[Stored records]

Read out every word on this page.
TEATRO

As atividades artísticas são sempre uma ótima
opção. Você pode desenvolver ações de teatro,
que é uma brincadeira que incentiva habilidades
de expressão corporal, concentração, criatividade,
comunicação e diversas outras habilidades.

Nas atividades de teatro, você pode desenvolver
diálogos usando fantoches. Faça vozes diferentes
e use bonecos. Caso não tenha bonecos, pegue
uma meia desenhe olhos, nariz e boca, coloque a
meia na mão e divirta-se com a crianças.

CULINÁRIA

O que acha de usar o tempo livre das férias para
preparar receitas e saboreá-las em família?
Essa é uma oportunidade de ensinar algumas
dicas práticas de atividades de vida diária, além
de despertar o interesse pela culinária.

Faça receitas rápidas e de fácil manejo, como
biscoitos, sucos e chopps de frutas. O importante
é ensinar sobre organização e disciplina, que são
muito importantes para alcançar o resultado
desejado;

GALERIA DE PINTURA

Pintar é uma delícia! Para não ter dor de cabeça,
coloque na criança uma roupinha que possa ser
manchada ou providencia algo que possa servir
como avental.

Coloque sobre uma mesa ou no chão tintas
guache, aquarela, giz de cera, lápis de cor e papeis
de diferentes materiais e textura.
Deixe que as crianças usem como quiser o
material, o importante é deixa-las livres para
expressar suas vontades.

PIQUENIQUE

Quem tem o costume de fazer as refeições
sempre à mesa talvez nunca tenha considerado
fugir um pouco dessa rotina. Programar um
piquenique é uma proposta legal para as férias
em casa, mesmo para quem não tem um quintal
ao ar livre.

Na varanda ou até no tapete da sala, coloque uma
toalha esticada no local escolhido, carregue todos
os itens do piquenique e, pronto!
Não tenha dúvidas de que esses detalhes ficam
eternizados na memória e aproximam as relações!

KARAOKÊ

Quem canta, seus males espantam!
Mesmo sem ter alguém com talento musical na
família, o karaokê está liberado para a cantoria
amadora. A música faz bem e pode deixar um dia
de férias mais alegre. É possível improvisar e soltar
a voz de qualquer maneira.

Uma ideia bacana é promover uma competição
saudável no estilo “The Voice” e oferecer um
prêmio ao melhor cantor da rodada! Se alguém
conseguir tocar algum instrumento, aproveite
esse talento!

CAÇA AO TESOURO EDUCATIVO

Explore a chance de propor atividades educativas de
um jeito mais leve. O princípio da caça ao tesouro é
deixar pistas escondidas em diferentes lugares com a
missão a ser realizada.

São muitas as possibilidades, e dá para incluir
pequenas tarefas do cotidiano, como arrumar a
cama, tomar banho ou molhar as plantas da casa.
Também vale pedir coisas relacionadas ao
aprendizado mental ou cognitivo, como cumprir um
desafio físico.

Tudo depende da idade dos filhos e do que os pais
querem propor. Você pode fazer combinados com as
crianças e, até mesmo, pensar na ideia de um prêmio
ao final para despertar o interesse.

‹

--

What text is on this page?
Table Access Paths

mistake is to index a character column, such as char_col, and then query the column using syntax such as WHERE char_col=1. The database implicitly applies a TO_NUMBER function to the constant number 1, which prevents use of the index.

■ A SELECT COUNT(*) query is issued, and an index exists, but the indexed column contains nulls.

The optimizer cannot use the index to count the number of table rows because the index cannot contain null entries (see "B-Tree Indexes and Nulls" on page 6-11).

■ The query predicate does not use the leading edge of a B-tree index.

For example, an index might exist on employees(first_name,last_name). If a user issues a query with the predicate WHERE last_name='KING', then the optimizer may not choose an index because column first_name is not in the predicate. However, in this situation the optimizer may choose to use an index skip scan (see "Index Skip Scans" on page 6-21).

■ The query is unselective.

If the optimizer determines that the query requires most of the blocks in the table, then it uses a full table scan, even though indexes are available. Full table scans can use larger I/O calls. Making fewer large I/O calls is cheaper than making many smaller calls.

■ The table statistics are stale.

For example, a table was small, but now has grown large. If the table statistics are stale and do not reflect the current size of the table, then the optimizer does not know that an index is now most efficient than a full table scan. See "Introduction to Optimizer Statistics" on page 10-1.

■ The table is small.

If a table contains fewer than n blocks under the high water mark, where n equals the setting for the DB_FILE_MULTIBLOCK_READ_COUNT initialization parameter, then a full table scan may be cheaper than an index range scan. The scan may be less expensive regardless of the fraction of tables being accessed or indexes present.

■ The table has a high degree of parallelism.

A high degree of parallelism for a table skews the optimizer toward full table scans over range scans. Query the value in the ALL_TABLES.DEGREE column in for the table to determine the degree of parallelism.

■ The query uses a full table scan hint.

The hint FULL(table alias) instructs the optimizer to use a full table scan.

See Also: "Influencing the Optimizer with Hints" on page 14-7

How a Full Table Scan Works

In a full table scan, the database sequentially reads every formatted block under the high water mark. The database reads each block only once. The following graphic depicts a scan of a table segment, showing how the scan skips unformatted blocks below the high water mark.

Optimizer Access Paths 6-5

* * *

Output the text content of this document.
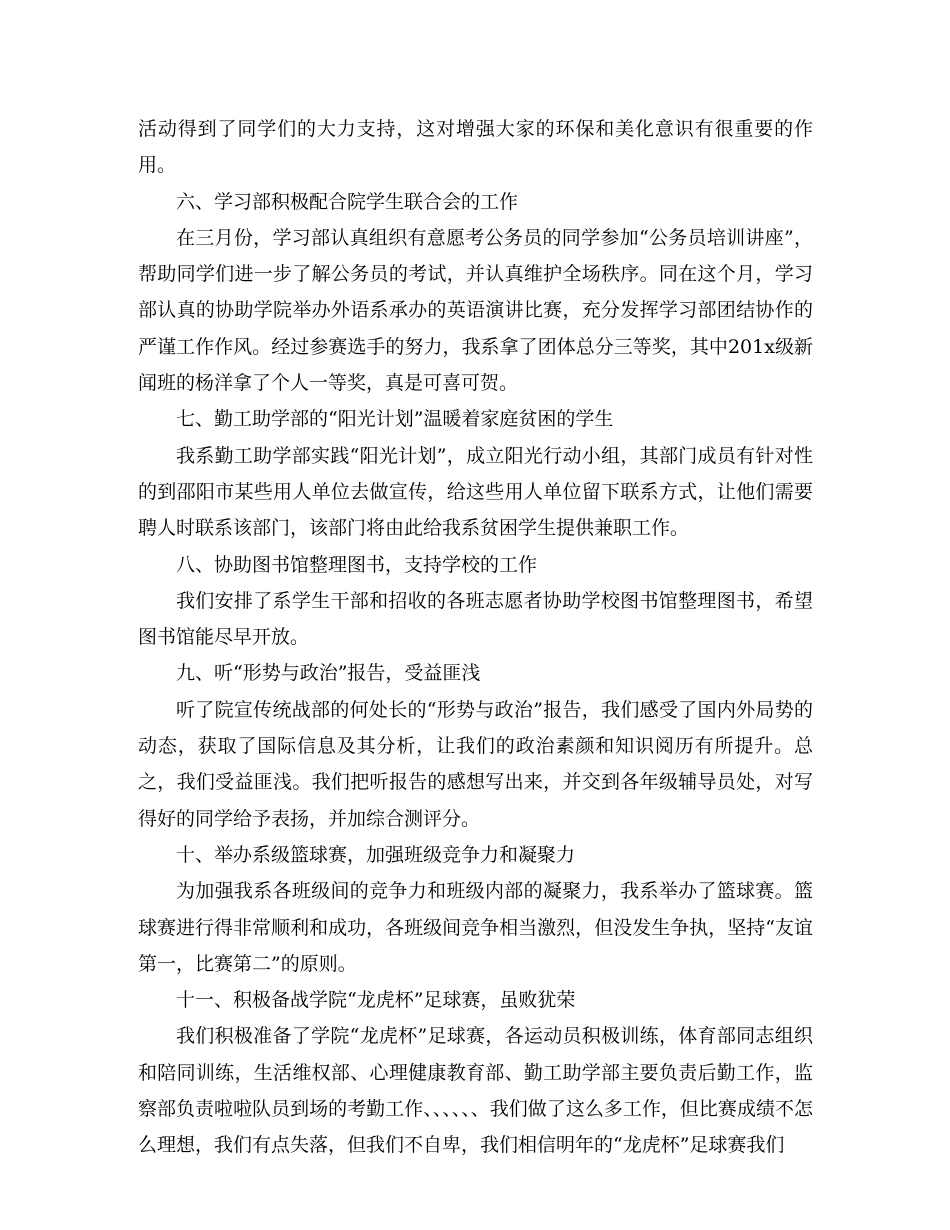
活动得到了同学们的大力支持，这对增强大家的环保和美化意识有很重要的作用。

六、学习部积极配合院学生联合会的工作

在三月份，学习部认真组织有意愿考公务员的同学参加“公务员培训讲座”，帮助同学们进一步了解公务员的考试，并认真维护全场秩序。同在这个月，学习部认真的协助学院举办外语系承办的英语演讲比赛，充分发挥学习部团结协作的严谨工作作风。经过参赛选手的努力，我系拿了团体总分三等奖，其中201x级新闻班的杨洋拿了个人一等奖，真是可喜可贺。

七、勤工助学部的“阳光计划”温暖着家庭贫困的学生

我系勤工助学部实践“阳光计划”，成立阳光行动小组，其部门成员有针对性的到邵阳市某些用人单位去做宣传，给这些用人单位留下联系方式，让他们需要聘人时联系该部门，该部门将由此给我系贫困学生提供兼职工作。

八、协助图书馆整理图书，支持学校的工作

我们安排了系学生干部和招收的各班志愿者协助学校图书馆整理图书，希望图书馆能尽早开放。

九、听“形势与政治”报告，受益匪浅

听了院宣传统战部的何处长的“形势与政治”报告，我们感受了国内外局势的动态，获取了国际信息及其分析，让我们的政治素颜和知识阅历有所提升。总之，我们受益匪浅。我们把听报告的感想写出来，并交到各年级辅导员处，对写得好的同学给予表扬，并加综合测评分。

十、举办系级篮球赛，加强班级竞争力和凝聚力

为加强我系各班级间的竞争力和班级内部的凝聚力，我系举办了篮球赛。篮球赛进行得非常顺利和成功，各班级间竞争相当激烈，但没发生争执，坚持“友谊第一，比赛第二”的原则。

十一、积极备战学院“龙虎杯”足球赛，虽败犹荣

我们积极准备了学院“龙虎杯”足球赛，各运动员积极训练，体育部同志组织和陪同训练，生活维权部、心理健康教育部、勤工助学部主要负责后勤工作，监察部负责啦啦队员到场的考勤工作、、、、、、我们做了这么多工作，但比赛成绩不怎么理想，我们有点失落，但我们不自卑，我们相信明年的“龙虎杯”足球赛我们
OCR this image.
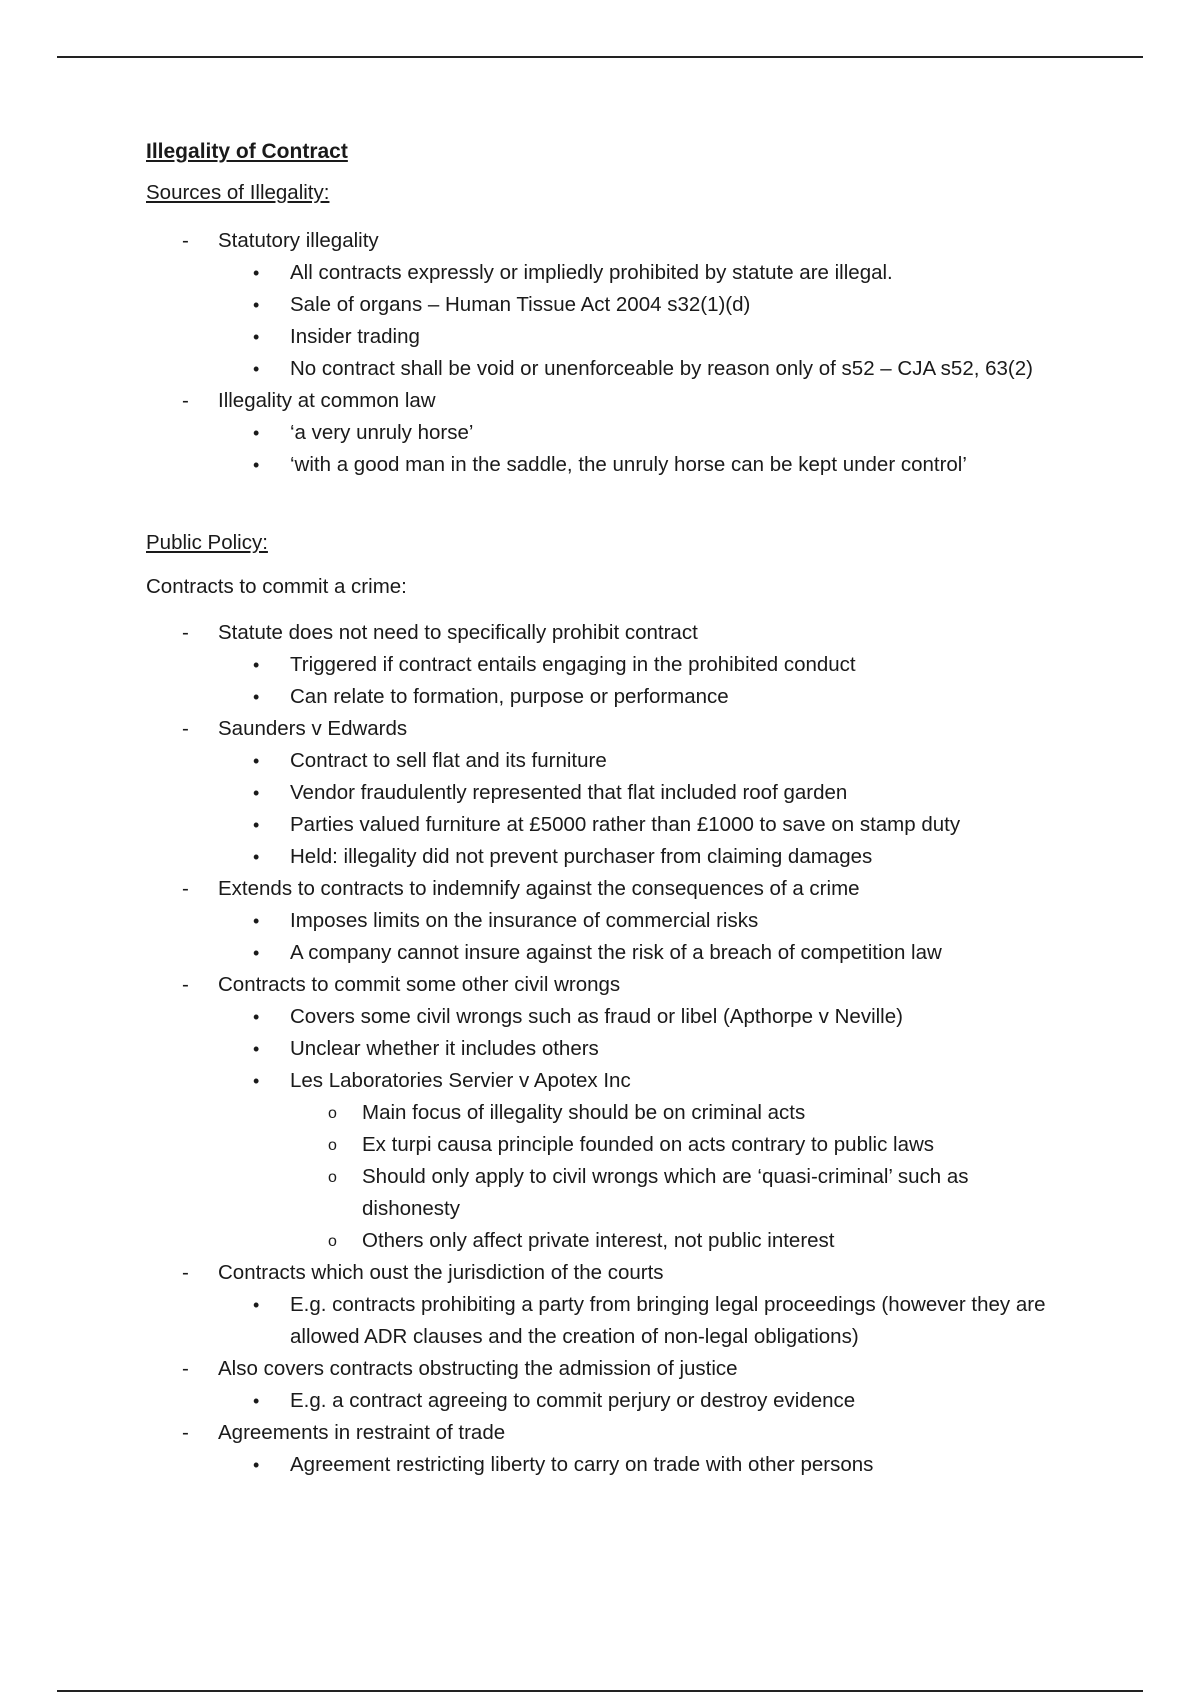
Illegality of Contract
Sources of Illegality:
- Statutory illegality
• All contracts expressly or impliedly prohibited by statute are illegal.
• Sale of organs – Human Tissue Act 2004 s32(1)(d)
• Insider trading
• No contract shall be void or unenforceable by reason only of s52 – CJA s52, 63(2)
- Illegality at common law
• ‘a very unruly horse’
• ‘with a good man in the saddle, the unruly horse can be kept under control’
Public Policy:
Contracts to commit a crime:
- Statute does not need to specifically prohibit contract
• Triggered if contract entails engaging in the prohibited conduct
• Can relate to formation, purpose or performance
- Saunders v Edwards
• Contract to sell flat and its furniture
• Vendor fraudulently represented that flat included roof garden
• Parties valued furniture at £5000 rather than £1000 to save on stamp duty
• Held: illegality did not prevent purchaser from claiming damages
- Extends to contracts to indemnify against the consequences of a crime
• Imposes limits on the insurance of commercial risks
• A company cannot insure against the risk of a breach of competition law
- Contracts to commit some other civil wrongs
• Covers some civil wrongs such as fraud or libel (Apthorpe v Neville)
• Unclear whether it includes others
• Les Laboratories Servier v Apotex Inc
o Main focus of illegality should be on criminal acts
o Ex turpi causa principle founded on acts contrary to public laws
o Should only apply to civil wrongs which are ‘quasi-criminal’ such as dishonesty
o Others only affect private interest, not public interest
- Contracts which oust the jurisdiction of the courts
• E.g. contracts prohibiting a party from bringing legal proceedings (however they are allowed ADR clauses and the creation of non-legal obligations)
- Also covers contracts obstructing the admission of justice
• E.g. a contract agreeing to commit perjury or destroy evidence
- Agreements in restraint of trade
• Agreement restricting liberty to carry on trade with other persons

- _DIRECTION_:
Going through the entries above, tally each line that has the word "criminal". Answer with the number only.

- _TASK OUTPUT_:
2